§ PROBLEM DETAILS: Every line of the material is to be repeated exactly as it stands.

§ RECORDS FOR THIS EXERCISE:
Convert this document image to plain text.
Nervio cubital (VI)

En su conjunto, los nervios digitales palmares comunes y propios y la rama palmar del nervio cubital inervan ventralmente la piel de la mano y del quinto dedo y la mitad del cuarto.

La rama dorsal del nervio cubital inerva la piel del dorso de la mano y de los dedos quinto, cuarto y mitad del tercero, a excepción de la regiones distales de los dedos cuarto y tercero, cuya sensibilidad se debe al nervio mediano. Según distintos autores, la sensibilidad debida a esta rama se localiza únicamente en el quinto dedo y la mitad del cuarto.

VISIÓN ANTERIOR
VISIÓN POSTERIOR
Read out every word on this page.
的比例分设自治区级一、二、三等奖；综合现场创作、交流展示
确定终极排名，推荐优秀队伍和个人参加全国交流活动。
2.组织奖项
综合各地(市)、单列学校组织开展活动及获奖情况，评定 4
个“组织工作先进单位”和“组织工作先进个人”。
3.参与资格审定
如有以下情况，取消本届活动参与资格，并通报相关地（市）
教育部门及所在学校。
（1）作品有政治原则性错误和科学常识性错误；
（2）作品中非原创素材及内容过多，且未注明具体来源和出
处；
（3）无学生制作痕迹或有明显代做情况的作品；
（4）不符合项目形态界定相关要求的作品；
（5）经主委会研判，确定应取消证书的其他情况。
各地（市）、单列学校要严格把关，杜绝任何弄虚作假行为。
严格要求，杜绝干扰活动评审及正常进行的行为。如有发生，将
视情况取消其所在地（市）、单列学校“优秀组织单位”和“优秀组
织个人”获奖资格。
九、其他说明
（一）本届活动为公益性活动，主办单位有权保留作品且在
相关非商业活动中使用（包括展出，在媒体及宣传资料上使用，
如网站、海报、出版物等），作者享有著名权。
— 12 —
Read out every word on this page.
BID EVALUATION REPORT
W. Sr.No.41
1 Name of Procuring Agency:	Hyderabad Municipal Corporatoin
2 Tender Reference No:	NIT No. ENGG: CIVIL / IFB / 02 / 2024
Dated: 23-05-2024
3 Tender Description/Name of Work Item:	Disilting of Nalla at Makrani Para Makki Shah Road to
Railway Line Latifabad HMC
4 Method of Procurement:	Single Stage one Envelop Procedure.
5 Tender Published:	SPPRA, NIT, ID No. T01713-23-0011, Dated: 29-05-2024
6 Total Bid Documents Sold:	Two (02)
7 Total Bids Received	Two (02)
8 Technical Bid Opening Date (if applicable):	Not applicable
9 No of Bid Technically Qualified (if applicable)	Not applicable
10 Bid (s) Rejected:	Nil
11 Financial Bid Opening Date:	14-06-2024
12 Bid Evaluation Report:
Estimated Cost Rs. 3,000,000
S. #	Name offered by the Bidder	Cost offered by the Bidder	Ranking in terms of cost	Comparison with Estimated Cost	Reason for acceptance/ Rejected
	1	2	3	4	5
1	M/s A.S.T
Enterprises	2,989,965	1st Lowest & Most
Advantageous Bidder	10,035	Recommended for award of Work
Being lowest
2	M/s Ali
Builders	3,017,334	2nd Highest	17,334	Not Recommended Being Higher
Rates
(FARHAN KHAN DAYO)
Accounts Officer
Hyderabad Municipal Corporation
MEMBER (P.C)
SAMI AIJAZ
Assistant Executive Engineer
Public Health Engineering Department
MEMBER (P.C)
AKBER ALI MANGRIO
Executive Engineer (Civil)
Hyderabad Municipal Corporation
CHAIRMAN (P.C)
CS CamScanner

§ ANSWER IN FULL:
Convert this document image to plain text.
Nervio cubital (VI)

En su conjunto, los nervios digitales palmares comunes y propios y la rama palmar del nervio cubital inervan ventralmente la piel de la mano y del quinto dedo y la mitad del cuarto.

La rama dorsal del nervio cubital inerva la piel del dorso de la mano y de los dedos quinto, cuarto y mitad del tercero, a excepción de la regiones distales de los dedos cuarto y tercero, cuya sensibilidad se debe al nervio mediano. Según distintos autores, la sensibilidad debida a esta rama se localiza únicamente en el quinto dedo y la mitad del cuarto.

VISIÓN ANTERIOR
VISIÓN POSTERIOR
Read out every word on this page.
的比例分设自治区级一、二、三等奖；综合现场创作、交流展示
确定终极排名，推荐优秀队伍和个人参加全国交流活动。
2.组织奖项
综合各地(市)、单列学校组织开展活动及获奖情况，评定 4
个“组织工作先进单位”和“组织工作先进个人”。
3.参与资格审定
如有以下情况，取消本届活动参与资格，并通报相关地（市）
教育部门及所在学校。
（1）作品有政治原则性错误和科学常识性错误；
（2）作品中非原创素材及内容过多，且未注明具体来源和出
处；
（3）无学生制作痕迹或有明显代做情况的作品；
（4）不符合项目形态界定相关要求的作品；
（5）经主委会研判，确定应取消证书的其他情况。
各地（市）、单列学校要严格把关，杜绝任何弄虚作假行为。
严格要求，杜绝干扰活动评审及正常进行的行为。如有发生，将
视情况取消其所在地（市）、单列学校“优秀组织单位”和“优秀组
织个人”获奖资格。
九、其他说明
（一）本届活动为公益性活动，主办单位有权保留作品且在
相关非商业活动中使用（包括展出，在媒体及宣传资料上使用，
如网站、海报、出版物等），作者享有著名权。
— 12 —
Read out every word on this page.
BID EVALUATION REPORT
W. Sr.No.41
1 Name of Procuring Agency:	Hyderabad Municipal Corporatoin
2 Tender Reference No:	NIT No. ENGG: CIVIL / IFB / 02 / 2024
Dated: 23-05-2024
3 Tender Description/Name of Work Item:	Disilting of Nalla at Makrani Para Makki Shah Road to
Railway Line Latifabad HMC
4 Method of Procurement:	Single Stage one Envelop Procedure.
5 Tender Published:	SPPRA, NIT, ID No. T01713-23-0011, Dated: 29-05-2024
6 Total Bid Documents Sold:	Two (02)
7 Total Bids Received	Two (02)
8 Technical Bid Opening Date (if applicable):	Not applicable
9 No of Bid Technically Qualified (if applicable)	Not applicable
10 Bid (s) Rejected:	Nil
11 Financial Bid Opening Date:	14-06-2024
12 Bid Evaluation Report:
Estimated Cost Rs. 3,000,000
S. #	Name offered by the Bidder	Cost offered by the Bidder	Ranking in terms of cost	Comparison with Estimated Cost	Reason for acceptance/ Rejected
	1	2	3	4	5
1	M/s A.S.T
Enterprises	2,989,965	1st Lowest & Most
Advantageous Bidder	10,035	Recommended for award of Work
Being lowest
2	M/s Ali
Builders	3,017,334	2nd Highest	17,334	Not Recommended Being Higher
Rates
(FARHAN KHAN DAYO)
Accounts Officer
Hyderabad Municipal Corporation
MEMBER (P.C)
SAMI AIJAZ
Assistant Executive Engineer
Public Health Engineering Department
MEMBER (P.C)
AKBER ALI MANGRIO
Executive Engineer (Civil)
Hyderabad Municipal Corporation
CHAIRMAN (P.C)
CS CamScanner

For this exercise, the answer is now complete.